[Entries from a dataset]
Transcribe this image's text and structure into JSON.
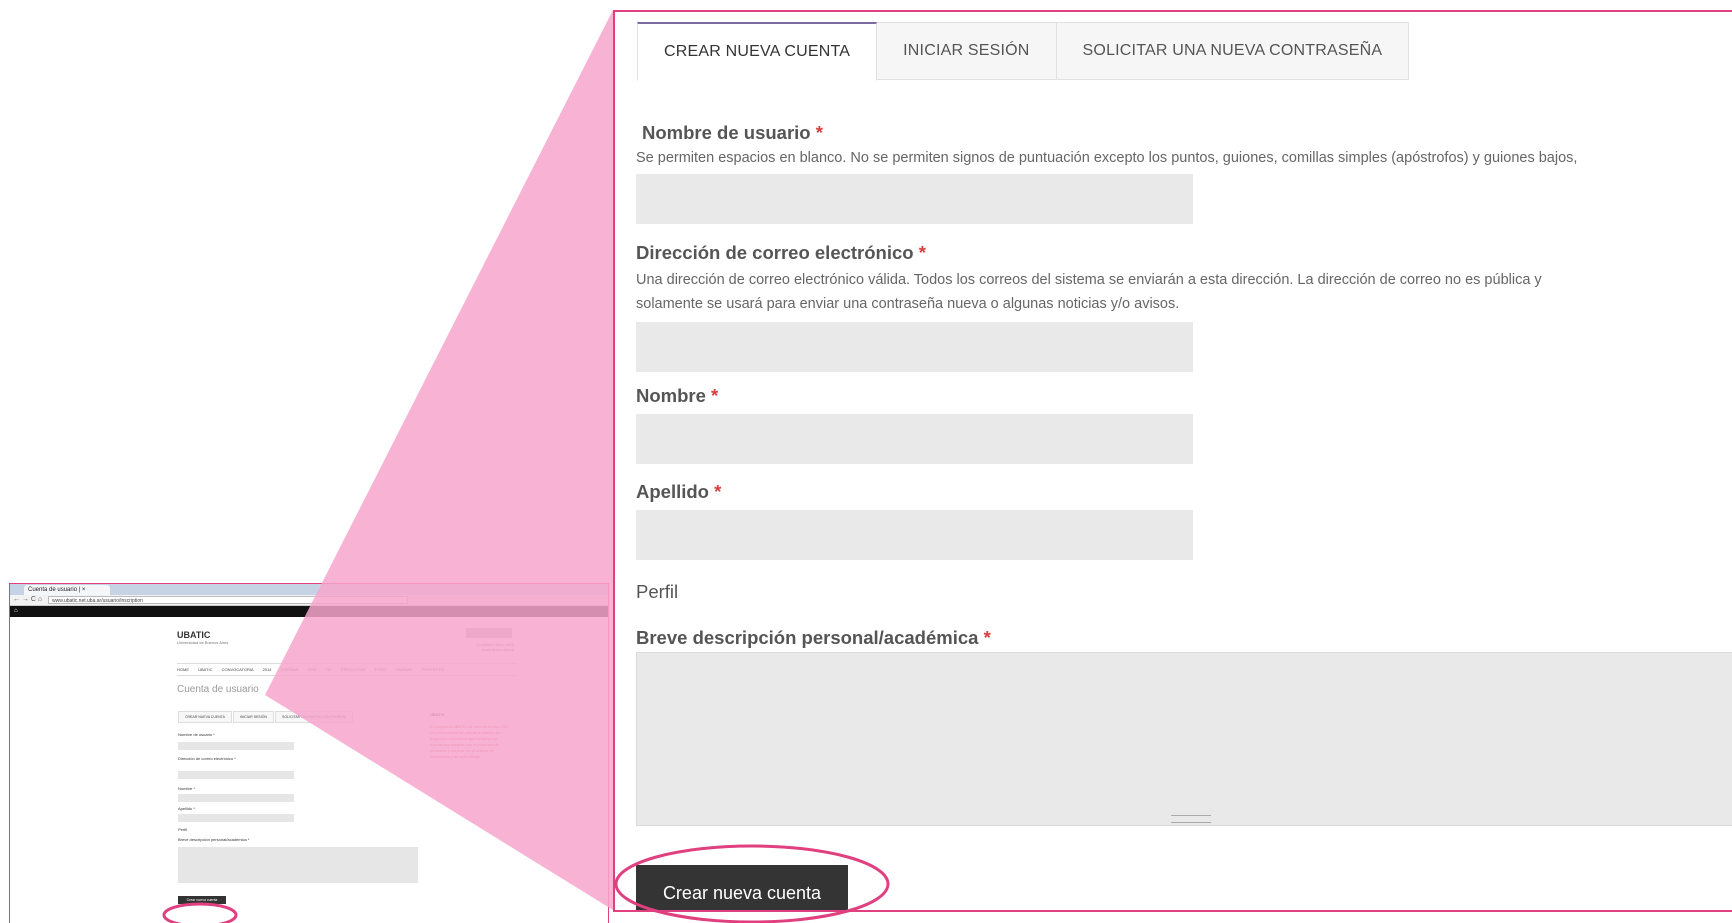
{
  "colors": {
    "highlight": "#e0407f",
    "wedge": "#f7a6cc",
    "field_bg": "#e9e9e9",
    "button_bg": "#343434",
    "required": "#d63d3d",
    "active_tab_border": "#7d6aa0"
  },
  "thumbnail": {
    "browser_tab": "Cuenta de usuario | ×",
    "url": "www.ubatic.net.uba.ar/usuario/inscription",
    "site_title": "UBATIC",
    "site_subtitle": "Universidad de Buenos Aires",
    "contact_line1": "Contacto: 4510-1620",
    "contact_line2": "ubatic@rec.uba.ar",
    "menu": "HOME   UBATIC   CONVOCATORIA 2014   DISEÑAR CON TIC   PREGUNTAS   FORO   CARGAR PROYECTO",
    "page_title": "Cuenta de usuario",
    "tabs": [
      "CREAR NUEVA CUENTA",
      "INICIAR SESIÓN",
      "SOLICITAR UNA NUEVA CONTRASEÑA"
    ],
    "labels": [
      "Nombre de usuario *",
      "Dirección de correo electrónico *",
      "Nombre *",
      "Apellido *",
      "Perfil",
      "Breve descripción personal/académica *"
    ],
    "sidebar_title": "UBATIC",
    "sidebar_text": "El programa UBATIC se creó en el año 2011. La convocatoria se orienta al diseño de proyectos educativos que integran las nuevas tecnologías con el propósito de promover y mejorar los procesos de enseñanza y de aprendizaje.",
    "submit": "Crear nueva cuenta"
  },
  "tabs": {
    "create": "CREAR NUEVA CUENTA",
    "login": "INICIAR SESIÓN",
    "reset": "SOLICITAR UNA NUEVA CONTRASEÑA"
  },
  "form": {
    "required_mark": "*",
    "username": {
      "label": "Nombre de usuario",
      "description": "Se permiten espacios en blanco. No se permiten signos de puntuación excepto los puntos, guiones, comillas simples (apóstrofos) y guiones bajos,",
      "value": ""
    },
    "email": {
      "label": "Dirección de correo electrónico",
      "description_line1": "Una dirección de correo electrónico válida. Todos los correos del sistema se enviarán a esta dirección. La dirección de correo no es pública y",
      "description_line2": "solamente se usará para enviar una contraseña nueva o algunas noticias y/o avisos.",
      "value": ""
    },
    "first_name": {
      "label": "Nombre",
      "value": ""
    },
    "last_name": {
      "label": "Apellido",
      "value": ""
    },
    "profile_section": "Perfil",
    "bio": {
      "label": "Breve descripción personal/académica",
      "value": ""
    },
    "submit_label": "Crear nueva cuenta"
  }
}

Short exercise
Output the records above exactly; leave out the pictures.

Final result
Transcribe this image's text and structure into JSON.
{
  "colors": {
    "highlight": "#e0407f",
    "wedge": "#f7a6cc",
    "field_bg": "#e9e9e9",
    "button_bg": "#343434",
    "required": "#d63d3d",
    "active_tab_border": "#7d6aa0"
  },
  "thumbnail": {
    "browser_tab": "Cuenta de usuario | ×",
    "url": "www.ubatic.net.uba.ar/usuario/inscription",
    "site_title": "UBATIC",
    "site_subtitle": "Universidad de Buenos Aires",
    "contact_line1": "Contacto: 4510-1620",
    "contact_line2": "ubatic@rec.uba.ar",
    "menu": "HOME   UBATIC   CONVOCATORIA 2014   DISEÑAR CON TIC   PREGUNTAS   FORO   CARGAR PROYECTO",
    "page_title": "Cuenta de usuario",
    "tabs": [
      "CREAR NUEVA CUENTA",
      "INICIAR SESIÓN",
      "SOLICITAR UNA NUEVA CONTRASEÑA"
    ],
    "labels": [
      "Nombre de usuario *",
      "Dirección de correo electrónico *",
      "Nombre *",
      "Apellido *",
      "Perfil",
      "Breve descripción personal/académica *"
    ],
    "sidebar_title": "UBATIC",
    "sidebar_text": "El programa UBATIC se creó en el año 2011. La convocatoria se orienta al diseño de proyectos educativos que integran las nuevas tecnologías con el propósito de promover y mejorar los procesos de enseñanza y de aprendizaje.",
    "submit": "Crear nueva cuenta"
  },
  "tabs": {
    "create": "CREAR NUEVA CUENTA",
    "login": "INICIAR SESIÓN",
    "reset": "SOLICITAR UNA NUEVA CONTRASEÑA"
  },
  "form": {
    "required_mark": "*",
    "username": {
      "label": "Nombre de usuario",
      "description": "Se permiten espacios en blanco. No se permiten signos de puntuación excepto los puntos, guiones, comillas simples (apóstrofos) y guiones bajos,",
      "value": ""
    },
    "email": {
      "label": "Dirección de correo electrónico",
      "description_line1": "Una dirección de correo electrónico válida. Todos los correos del sistema se enviarán a esta dirección. La dirección de correo no es pública y",
      "description_line2": "solamente se usará para enviar una contraseña nueva o algunas noticias y/o avisos.",
      "value": ""
    },
    "first_name": {
      "label": "Nombre",
      "value": ""
    },
    "last_name": {
      "label": "Apellido",
      "value": ""
    },
    "profile_section": "Perfil",
    "bio": {
      "label": "Breve descripción personal/académica",
      "value": ""
    },
    "submit_label": "Crear nueva cuenta"
  }
}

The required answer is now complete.